SET PROBLEM: Below are the records; copy each line in them that holds the word "What".

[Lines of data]
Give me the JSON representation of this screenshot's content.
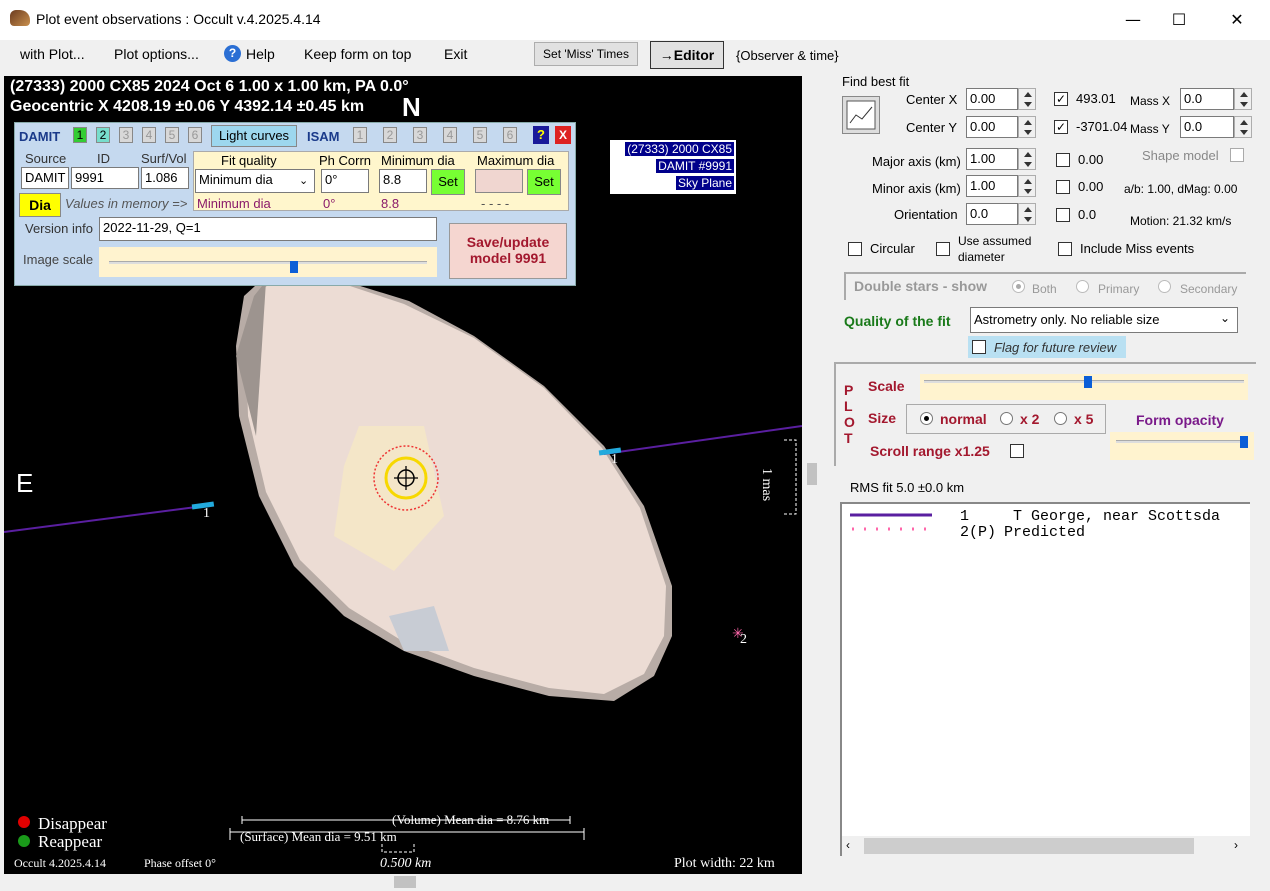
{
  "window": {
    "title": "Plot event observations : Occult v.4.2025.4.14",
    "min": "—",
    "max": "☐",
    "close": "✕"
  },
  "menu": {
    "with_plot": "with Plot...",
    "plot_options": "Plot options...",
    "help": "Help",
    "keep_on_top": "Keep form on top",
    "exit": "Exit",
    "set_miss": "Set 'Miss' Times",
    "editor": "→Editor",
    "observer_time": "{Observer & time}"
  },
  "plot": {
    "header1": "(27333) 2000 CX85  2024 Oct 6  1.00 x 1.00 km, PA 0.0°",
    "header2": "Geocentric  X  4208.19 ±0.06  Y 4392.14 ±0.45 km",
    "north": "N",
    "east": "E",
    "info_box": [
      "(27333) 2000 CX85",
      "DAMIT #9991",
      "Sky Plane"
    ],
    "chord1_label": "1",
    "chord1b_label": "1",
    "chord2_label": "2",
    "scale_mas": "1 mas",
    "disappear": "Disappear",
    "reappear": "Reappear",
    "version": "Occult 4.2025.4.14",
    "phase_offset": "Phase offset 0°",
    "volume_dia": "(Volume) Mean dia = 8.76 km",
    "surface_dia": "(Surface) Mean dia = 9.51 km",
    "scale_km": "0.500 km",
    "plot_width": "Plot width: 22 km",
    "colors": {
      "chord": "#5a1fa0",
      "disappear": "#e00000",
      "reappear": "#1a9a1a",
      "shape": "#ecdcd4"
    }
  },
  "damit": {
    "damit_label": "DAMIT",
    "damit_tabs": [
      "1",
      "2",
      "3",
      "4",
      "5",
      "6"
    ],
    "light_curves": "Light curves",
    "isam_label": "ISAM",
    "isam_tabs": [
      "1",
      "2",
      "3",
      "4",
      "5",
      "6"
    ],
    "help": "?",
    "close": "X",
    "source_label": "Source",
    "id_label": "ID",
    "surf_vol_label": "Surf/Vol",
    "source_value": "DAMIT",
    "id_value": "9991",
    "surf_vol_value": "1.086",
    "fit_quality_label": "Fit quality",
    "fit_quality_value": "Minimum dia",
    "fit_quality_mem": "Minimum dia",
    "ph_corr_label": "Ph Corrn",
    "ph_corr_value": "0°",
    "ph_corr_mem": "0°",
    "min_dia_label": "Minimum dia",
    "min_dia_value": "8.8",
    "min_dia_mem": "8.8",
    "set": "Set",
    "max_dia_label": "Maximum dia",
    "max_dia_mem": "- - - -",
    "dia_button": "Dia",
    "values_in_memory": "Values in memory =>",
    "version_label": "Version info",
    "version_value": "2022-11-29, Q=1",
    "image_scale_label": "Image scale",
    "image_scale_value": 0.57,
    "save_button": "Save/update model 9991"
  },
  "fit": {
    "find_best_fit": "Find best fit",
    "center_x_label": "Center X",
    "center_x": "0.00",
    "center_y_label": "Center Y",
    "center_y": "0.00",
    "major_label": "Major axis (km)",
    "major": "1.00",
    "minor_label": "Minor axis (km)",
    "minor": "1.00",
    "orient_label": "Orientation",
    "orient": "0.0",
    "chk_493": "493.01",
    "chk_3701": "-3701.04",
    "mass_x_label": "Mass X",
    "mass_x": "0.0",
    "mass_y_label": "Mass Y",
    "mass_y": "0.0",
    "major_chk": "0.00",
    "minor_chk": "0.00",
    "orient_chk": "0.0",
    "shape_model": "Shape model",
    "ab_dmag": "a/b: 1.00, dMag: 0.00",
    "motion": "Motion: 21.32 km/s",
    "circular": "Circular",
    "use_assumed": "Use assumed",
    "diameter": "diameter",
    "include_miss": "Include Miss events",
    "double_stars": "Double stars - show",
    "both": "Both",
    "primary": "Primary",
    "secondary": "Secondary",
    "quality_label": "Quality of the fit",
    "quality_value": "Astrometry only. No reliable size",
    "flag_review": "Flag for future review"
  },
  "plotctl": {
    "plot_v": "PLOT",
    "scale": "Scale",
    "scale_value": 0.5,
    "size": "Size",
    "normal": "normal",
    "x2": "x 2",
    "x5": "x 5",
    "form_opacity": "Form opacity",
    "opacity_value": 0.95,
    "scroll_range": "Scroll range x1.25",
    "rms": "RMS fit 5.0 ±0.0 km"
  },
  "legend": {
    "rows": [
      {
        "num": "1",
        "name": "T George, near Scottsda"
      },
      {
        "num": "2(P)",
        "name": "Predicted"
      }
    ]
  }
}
==
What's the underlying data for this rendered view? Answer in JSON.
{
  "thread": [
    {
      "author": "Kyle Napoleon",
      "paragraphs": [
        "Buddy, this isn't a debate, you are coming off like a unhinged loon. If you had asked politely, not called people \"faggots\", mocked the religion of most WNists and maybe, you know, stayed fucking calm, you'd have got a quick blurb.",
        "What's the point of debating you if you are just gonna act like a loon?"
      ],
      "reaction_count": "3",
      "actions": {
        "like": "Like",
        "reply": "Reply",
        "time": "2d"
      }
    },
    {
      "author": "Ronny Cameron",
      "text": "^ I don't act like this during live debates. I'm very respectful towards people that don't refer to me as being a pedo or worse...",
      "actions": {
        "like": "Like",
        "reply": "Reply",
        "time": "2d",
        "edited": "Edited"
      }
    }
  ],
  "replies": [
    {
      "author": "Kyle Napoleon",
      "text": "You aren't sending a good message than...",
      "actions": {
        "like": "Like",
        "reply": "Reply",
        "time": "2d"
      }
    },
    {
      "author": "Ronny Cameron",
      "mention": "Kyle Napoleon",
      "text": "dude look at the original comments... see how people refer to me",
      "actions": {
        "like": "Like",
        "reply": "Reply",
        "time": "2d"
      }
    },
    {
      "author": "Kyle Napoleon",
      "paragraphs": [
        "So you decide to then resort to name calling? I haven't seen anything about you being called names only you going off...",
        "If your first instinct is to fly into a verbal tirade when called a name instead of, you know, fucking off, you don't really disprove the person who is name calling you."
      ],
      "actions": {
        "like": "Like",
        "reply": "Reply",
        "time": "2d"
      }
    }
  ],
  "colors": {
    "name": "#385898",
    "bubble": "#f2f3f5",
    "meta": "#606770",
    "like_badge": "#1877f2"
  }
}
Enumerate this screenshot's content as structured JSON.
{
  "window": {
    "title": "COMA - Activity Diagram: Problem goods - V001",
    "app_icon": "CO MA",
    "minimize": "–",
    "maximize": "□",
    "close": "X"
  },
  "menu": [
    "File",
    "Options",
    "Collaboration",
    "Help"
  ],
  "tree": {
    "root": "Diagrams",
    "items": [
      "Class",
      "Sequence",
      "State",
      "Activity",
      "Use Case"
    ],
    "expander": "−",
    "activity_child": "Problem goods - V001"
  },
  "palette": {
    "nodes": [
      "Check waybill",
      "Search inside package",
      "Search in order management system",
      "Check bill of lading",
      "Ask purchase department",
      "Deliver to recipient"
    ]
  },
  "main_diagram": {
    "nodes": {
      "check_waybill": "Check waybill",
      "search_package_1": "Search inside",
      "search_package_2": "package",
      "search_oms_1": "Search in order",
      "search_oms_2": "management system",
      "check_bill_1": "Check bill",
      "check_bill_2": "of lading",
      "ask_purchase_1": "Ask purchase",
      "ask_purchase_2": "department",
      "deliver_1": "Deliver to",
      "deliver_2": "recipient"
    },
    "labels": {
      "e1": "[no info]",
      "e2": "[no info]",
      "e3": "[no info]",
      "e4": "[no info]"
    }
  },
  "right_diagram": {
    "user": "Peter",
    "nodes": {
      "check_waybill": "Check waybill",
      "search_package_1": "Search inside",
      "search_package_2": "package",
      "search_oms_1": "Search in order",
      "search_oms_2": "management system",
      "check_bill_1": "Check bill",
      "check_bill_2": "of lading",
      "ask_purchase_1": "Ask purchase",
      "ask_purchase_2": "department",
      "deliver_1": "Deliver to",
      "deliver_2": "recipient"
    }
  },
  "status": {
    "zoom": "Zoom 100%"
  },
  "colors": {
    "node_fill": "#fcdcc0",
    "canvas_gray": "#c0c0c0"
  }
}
---
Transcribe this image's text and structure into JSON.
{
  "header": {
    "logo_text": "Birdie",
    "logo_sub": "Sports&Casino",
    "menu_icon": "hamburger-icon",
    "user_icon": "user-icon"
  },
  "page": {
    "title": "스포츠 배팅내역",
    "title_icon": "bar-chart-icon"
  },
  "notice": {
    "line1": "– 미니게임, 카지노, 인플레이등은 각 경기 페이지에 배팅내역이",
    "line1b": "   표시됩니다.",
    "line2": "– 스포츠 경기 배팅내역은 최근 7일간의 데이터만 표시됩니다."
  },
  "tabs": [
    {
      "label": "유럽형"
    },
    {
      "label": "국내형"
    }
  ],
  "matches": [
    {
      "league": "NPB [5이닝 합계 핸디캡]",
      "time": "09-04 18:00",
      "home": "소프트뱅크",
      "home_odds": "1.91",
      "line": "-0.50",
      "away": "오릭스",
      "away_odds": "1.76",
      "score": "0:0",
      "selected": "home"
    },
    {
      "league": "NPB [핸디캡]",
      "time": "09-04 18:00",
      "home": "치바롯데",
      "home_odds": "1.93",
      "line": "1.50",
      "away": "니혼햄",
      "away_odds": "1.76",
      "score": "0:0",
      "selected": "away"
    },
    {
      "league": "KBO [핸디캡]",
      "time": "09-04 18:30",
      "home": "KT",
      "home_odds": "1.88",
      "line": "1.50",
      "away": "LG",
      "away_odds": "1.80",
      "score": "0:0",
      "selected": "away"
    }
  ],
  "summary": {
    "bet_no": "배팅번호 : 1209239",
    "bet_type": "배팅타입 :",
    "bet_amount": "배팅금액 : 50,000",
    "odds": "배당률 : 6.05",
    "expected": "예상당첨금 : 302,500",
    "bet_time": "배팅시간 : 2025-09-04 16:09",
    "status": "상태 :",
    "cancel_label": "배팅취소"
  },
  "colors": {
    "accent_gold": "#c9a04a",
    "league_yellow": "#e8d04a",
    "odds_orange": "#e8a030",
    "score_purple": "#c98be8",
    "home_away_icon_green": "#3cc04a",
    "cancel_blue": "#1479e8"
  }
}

FULL RESPONSE:
What's the underlying data for this rendered view? Answer in JSON.
        "What's the point of debating you if you are just gonna act like a loon?"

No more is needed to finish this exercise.